» WHAT TO WORK ON:
Identify each line containing the word "Supporting" and copy it.

» Collected data entries:
====================
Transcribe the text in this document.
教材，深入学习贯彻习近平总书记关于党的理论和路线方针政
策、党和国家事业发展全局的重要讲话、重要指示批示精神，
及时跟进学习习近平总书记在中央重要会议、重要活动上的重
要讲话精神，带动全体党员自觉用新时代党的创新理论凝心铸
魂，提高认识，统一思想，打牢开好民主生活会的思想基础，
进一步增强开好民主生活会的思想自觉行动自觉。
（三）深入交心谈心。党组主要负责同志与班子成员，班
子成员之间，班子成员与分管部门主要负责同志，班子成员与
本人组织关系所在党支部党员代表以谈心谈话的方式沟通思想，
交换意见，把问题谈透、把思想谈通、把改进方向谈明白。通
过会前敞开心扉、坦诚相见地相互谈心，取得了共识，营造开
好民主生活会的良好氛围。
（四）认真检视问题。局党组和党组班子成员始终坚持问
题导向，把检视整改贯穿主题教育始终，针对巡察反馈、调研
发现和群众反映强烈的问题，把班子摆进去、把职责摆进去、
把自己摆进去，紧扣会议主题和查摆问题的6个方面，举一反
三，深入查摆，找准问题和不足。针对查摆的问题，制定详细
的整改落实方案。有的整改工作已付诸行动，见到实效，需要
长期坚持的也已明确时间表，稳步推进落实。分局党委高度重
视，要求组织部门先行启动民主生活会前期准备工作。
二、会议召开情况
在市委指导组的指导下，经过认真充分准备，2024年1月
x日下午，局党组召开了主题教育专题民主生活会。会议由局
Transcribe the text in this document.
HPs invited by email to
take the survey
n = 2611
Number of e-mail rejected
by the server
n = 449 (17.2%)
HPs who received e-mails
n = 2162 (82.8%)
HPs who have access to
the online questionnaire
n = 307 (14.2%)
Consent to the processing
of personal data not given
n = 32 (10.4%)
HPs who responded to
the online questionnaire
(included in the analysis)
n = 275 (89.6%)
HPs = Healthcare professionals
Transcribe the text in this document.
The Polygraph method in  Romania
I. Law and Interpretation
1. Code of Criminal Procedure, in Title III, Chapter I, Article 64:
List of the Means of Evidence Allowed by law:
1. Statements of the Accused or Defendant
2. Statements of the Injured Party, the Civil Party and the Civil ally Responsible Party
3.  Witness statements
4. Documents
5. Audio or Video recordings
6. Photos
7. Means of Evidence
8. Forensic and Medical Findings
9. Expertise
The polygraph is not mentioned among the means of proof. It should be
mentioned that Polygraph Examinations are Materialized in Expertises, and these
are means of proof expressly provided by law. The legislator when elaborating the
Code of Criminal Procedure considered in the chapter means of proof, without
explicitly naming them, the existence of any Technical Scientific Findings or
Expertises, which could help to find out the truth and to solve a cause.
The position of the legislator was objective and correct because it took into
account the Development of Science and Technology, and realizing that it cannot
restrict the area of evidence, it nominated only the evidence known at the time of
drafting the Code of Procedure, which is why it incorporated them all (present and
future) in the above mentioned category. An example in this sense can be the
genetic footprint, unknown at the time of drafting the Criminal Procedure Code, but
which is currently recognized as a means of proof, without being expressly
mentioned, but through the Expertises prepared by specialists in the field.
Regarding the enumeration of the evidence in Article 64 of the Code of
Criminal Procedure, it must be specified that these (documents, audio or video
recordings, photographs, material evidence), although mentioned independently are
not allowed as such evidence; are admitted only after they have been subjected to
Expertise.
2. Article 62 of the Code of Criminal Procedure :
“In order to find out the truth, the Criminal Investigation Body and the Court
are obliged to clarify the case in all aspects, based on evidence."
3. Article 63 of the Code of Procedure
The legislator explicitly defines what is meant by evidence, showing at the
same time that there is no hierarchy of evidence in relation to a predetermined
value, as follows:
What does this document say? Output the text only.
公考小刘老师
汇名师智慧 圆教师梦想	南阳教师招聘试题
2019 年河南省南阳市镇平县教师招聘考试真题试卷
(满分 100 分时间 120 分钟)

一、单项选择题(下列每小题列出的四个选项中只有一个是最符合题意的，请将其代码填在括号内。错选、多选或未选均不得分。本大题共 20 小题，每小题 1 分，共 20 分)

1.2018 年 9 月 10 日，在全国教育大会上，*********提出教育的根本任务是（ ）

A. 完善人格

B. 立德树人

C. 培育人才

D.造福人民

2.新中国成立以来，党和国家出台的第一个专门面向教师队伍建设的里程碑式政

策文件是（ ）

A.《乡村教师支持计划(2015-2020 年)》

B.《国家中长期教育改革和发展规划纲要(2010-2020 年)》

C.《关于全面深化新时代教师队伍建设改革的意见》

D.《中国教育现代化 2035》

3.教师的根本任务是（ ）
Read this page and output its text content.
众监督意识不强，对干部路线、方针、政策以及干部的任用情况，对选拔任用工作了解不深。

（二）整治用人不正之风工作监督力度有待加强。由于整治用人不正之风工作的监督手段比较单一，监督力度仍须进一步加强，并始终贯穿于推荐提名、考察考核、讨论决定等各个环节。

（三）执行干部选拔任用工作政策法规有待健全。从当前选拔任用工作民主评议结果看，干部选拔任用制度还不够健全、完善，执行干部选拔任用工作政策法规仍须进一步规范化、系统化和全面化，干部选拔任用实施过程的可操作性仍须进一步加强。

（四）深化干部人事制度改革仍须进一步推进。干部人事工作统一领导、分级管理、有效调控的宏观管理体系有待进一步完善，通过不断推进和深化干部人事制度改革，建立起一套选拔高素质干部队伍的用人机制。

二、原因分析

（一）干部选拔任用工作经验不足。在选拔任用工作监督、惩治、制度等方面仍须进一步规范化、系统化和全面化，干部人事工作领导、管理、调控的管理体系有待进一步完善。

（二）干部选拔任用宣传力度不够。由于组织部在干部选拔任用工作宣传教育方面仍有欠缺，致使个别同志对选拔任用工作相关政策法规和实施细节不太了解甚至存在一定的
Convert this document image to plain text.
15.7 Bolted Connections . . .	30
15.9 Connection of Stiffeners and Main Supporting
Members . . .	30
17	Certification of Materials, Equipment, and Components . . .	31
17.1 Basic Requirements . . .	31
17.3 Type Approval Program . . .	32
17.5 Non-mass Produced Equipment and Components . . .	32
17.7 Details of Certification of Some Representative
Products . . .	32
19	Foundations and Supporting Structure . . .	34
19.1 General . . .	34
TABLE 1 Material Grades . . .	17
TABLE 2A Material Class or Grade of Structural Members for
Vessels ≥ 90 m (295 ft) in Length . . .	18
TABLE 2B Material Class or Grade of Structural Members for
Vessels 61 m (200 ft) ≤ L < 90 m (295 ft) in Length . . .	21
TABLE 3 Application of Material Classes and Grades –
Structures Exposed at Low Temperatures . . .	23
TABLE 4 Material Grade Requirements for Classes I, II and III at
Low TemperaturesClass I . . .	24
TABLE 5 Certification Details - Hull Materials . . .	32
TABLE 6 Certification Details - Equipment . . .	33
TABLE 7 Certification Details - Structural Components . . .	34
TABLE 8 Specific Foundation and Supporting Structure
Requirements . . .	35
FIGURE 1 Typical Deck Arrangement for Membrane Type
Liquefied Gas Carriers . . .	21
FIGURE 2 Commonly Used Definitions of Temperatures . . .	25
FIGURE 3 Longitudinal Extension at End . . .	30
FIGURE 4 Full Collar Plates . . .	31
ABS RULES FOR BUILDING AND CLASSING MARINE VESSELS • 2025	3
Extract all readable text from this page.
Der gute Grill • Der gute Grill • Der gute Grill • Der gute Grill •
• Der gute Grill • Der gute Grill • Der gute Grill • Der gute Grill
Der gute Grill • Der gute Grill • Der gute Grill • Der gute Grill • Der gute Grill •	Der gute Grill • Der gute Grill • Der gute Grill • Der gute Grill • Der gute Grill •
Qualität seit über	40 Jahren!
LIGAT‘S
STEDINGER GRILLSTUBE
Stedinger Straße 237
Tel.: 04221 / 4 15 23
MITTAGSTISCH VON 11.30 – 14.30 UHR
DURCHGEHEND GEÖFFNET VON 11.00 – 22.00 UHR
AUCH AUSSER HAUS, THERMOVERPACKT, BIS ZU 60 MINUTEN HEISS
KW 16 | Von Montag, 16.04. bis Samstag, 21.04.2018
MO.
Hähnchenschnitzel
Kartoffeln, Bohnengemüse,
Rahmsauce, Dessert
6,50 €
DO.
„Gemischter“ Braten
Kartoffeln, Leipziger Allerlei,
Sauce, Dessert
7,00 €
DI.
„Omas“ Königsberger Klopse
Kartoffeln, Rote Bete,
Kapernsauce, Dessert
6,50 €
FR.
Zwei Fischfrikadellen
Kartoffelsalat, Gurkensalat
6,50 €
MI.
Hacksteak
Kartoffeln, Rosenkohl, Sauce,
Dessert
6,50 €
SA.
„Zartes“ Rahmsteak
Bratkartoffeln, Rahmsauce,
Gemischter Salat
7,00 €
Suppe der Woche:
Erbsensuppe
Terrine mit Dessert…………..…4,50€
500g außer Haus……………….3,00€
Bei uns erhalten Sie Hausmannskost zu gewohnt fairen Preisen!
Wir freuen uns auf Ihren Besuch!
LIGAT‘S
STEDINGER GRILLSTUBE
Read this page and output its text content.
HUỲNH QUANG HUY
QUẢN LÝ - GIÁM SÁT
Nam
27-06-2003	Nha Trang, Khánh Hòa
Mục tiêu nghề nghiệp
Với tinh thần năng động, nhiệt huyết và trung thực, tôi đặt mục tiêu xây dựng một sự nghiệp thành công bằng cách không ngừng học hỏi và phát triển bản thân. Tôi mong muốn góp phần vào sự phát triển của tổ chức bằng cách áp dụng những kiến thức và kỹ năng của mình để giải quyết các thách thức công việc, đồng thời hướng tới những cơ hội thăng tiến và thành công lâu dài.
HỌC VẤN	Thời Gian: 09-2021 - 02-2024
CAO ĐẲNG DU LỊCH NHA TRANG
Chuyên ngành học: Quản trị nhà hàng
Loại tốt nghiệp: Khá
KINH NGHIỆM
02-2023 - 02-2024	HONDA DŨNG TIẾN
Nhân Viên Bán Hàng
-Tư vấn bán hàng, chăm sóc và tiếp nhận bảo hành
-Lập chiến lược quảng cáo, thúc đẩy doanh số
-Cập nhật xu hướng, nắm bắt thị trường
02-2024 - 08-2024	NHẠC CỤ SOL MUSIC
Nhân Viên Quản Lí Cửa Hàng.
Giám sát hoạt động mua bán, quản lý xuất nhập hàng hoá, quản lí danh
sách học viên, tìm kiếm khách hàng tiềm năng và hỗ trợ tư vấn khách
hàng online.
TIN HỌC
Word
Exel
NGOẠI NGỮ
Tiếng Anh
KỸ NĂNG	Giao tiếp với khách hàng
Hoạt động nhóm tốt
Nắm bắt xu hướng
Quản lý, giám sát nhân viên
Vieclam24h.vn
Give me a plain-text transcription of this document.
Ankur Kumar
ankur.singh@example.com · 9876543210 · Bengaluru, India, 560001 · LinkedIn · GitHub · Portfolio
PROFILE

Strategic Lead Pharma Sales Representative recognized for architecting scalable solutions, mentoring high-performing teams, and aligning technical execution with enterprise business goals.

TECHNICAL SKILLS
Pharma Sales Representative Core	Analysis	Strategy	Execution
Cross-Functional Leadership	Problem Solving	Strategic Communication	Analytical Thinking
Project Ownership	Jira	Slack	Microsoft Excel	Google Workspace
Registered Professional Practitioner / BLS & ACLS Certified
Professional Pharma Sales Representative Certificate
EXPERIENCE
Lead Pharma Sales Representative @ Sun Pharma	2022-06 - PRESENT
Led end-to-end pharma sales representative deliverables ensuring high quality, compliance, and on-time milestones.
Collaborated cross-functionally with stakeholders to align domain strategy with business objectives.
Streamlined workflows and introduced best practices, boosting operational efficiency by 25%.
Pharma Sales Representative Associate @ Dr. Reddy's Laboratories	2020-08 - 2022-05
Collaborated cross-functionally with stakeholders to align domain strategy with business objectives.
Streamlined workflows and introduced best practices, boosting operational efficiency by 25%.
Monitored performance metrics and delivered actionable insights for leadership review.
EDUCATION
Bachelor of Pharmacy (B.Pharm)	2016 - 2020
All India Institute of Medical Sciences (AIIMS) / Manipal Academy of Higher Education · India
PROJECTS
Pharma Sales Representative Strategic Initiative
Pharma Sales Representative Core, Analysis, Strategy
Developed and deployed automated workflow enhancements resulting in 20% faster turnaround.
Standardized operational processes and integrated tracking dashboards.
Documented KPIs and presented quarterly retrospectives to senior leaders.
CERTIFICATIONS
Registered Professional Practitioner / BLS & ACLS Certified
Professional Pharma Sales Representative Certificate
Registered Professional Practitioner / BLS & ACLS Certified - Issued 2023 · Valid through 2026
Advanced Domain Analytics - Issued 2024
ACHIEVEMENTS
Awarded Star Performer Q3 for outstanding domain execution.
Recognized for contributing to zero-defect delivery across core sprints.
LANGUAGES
====================
» ANSWER BELOW:
15.9 Connection of Stiffeners and Main Supporting
19	Foundations and Supporting Structure . . .	34
TABLE 8 Specific Foundation and Supporting Structure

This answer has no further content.